- [Data items]
•••

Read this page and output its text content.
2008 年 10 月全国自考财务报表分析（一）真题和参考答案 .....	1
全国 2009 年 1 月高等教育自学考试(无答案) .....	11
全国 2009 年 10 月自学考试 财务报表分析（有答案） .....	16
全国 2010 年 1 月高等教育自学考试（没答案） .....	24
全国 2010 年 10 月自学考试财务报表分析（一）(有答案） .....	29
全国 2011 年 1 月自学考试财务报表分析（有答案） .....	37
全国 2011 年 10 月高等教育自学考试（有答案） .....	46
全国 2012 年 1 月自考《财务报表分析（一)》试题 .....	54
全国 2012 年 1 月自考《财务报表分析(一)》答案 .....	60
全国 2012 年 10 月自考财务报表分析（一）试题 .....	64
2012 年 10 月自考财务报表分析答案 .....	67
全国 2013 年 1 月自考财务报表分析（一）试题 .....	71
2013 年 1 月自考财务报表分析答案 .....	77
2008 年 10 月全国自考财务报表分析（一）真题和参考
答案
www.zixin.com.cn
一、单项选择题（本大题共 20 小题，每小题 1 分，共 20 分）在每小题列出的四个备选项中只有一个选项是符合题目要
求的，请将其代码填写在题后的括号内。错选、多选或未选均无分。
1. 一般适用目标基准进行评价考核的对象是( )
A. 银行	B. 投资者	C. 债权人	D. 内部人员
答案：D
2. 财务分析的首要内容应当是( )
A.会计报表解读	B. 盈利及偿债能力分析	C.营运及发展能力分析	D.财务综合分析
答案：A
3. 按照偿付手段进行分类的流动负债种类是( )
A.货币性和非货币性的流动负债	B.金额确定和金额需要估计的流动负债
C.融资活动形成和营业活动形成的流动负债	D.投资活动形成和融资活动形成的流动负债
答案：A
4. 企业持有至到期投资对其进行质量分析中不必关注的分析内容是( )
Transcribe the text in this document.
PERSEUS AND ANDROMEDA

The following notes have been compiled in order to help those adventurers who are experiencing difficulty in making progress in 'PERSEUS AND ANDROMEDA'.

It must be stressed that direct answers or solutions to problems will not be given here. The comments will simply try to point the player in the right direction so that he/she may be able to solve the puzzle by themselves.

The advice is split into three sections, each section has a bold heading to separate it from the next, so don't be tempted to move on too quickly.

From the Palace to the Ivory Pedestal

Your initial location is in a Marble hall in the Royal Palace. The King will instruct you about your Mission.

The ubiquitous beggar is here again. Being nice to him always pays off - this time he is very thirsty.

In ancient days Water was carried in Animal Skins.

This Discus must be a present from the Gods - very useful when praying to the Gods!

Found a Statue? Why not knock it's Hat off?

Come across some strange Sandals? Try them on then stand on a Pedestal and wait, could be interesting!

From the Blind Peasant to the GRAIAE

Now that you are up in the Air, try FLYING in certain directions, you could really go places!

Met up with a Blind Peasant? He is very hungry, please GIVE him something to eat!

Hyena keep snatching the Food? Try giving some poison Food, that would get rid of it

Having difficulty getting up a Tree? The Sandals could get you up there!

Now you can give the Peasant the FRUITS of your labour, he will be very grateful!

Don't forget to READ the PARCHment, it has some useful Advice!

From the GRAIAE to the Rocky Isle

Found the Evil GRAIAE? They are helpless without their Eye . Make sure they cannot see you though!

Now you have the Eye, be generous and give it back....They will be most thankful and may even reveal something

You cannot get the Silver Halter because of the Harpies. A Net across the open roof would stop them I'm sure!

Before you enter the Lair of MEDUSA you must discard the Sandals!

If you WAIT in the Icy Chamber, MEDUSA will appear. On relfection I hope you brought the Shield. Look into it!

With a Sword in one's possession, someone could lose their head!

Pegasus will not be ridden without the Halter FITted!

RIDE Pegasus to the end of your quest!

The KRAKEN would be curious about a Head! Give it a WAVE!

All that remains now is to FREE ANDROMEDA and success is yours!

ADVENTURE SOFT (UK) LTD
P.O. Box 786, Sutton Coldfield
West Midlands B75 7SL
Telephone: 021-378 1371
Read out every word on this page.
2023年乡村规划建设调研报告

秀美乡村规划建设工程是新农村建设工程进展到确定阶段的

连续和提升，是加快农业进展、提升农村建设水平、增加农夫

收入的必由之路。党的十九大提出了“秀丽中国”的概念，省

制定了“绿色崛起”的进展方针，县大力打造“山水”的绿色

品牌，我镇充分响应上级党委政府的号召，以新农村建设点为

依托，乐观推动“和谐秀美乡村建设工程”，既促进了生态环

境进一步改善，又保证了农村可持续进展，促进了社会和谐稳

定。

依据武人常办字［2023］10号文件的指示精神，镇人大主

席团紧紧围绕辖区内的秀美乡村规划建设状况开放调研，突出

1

•••

- [Given exercise]
Begin with the line containing "Read out every word on this page." and repeat each line exactly until the records above end.

- [Task solution]
Read out every word on this page.
2023年乡村规划建设调研报告

秀美乡村规划建设工程是新农村建设工程进展到确定阶段的

连续和提升，是加快农业进展、提升农村建设水平、增加农夫

收入的必由之路。党的十九大提出了“秀丽中国”的概念，省

制定了“绿色崛起”的进展方针，县大力打造“山水”的绿色

品牌，我镇充分响应上级党委政府的号召，以新农村建设点为

依托，乐观推动“和谐秀美乡村建设工程”，既促进了生态环

境进一步改善，又保证了农村可持续进展，促进了社会和谐稳

定。

依据武人常办字［2023］10号文件的指示精神，镇人大主

席团紧紧围绕辖区内的秀美乡村规划建设状况开放调研，突出

1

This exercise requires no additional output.